+++ DATA LISTING

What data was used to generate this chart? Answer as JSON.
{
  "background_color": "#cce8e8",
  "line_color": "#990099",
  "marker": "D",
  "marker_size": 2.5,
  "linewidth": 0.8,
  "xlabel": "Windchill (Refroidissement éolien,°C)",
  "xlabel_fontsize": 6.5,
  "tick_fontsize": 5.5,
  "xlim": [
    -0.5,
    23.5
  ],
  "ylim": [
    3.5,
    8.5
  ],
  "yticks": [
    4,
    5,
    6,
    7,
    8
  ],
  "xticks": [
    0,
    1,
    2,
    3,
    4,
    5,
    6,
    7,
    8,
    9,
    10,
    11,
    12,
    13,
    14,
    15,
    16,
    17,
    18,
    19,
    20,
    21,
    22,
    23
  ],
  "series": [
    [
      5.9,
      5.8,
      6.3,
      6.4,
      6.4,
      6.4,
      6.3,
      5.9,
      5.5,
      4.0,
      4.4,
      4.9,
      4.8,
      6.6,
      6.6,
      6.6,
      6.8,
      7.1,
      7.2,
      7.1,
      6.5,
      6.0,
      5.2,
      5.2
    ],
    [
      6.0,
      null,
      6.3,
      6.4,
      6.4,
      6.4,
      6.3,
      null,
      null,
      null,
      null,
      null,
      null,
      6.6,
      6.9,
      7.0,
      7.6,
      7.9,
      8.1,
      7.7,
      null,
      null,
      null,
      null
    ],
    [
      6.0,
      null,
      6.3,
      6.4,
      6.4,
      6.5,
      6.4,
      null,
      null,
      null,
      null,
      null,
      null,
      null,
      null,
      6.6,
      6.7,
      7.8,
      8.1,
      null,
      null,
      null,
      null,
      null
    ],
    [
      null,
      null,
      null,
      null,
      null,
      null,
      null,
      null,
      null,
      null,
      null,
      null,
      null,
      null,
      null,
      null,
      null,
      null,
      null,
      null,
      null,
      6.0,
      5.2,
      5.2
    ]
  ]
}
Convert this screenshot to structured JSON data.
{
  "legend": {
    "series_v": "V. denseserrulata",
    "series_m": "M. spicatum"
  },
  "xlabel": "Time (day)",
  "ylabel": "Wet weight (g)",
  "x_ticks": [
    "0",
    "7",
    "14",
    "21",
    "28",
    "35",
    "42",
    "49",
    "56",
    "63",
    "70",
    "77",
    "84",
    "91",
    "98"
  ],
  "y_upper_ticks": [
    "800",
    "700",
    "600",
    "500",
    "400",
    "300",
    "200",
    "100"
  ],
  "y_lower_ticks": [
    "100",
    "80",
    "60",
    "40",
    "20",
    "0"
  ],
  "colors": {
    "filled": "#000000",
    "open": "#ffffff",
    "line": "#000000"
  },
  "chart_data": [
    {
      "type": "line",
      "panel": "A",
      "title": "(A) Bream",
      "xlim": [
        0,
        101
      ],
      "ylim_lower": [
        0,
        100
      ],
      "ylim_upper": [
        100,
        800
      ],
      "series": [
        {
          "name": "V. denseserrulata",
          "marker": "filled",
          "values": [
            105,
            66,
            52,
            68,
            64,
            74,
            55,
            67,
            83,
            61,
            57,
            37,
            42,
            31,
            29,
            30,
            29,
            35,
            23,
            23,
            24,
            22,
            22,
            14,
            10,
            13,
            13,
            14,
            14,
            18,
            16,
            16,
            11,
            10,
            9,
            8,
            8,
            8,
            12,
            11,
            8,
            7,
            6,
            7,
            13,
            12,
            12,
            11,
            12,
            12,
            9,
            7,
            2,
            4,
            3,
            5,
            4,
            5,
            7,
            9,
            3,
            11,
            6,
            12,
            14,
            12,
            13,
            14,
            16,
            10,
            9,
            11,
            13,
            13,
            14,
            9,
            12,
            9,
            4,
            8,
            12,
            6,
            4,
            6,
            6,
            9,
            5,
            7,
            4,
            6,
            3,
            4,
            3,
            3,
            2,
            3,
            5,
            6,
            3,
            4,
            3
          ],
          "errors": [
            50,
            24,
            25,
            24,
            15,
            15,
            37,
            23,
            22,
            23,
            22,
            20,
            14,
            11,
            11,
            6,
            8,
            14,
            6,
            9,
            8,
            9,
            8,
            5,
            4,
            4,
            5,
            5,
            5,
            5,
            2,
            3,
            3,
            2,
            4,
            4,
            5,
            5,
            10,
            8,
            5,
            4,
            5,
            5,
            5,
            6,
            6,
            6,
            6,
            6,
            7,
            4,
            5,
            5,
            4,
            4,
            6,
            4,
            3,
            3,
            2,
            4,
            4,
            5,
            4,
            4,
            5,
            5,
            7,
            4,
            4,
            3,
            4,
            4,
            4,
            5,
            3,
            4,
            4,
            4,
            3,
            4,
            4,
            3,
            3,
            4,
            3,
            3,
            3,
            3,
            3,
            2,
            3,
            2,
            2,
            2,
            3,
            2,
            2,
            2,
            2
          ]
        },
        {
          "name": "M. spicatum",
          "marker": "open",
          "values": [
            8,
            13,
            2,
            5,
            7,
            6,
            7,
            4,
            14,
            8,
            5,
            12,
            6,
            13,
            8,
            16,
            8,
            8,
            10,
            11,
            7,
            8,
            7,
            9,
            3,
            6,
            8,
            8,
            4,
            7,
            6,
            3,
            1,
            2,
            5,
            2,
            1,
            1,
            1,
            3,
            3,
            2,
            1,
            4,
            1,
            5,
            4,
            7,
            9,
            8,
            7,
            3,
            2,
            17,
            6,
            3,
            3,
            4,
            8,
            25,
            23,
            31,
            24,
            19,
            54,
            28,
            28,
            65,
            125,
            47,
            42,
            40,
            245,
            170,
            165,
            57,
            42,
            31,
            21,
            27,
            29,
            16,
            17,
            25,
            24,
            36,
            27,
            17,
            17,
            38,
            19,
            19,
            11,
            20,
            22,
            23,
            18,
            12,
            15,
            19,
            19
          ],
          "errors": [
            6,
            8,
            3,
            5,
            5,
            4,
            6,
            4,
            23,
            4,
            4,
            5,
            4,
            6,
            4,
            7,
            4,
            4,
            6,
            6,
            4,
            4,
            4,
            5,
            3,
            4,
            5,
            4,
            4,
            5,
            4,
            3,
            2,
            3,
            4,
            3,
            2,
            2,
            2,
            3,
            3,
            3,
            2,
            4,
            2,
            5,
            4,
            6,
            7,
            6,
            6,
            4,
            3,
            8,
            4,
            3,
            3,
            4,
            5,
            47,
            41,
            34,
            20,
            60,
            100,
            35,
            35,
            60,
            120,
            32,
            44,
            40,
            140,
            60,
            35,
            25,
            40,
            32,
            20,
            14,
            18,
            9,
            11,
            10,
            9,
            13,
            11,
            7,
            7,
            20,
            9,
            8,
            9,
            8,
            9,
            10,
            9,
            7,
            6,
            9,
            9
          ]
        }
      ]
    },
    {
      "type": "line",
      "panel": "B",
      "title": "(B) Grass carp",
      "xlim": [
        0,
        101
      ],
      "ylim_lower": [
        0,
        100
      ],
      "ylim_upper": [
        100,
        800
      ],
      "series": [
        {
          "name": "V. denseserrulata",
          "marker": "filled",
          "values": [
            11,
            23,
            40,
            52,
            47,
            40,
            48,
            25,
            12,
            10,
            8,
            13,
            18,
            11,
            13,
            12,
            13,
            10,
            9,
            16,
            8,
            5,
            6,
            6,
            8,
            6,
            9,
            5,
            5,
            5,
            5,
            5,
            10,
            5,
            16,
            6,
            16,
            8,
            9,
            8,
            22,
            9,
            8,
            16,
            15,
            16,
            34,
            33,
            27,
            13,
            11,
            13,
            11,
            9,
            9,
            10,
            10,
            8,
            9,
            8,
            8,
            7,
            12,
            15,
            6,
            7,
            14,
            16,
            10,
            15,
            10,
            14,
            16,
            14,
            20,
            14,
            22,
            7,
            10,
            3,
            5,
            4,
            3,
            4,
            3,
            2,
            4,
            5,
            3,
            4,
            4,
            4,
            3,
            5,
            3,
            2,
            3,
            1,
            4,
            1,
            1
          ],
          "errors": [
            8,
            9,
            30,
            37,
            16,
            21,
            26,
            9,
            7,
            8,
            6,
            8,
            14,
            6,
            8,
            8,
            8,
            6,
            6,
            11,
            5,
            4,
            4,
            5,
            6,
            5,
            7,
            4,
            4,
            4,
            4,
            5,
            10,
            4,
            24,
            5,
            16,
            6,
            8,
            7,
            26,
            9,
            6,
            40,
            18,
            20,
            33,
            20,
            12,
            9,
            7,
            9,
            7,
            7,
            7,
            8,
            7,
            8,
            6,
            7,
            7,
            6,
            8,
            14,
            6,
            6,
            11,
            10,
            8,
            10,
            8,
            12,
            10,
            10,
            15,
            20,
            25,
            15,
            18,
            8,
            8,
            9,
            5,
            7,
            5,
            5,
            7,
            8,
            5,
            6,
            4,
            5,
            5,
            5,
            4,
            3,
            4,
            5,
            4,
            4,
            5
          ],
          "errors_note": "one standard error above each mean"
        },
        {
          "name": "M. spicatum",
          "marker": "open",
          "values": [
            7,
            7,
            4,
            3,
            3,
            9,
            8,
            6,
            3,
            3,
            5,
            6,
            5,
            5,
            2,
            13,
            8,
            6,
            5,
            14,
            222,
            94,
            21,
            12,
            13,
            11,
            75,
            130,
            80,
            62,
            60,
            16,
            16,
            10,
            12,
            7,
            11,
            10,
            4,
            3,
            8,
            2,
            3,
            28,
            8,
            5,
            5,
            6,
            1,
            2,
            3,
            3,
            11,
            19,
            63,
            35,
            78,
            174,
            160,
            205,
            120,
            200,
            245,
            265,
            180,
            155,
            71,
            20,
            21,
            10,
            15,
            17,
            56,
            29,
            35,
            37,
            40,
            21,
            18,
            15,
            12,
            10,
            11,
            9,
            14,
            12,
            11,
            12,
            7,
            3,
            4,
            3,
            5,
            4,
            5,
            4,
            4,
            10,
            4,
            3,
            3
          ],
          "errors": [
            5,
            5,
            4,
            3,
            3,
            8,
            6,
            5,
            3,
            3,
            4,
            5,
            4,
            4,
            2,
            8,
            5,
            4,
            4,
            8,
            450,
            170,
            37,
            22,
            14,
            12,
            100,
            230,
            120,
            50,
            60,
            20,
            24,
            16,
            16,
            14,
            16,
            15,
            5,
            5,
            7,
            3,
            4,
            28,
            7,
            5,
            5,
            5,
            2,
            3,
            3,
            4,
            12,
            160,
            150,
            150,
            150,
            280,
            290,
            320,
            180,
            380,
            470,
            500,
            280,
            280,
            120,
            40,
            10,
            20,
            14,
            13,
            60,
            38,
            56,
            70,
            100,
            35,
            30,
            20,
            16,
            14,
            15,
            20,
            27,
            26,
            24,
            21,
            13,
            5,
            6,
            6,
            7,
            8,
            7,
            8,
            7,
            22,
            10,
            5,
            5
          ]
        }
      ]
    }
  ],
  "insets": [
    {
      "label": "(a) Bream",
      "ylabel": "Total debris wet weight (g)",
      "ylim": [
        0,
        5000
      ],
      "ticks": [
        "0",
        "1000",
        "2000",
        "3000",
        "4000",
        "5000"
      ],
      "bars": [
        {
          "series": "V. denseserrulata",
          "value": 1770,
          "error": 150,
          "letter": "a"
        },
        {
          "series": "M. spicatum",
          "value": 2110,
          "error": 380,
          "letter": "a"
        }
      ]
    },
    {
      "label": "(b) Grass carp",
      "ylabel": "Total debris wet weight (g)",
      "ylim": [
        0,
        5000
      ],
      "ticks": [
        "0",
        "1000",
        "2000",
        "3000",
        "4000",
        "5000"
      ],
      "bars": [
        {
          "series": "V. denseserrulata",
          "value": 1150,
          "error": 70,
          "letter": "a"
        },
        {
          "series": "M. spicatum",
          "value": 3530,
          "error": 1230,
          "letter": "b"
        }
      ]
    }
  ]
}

++++++

> TASK INSTRUCTIONS
Copy all lines from the material that hold "JSON".

> SOLUTION TO THIS TASK
What data was used to generate this chart? Answer as JSON.
Convert this screenshot to structured JSON data.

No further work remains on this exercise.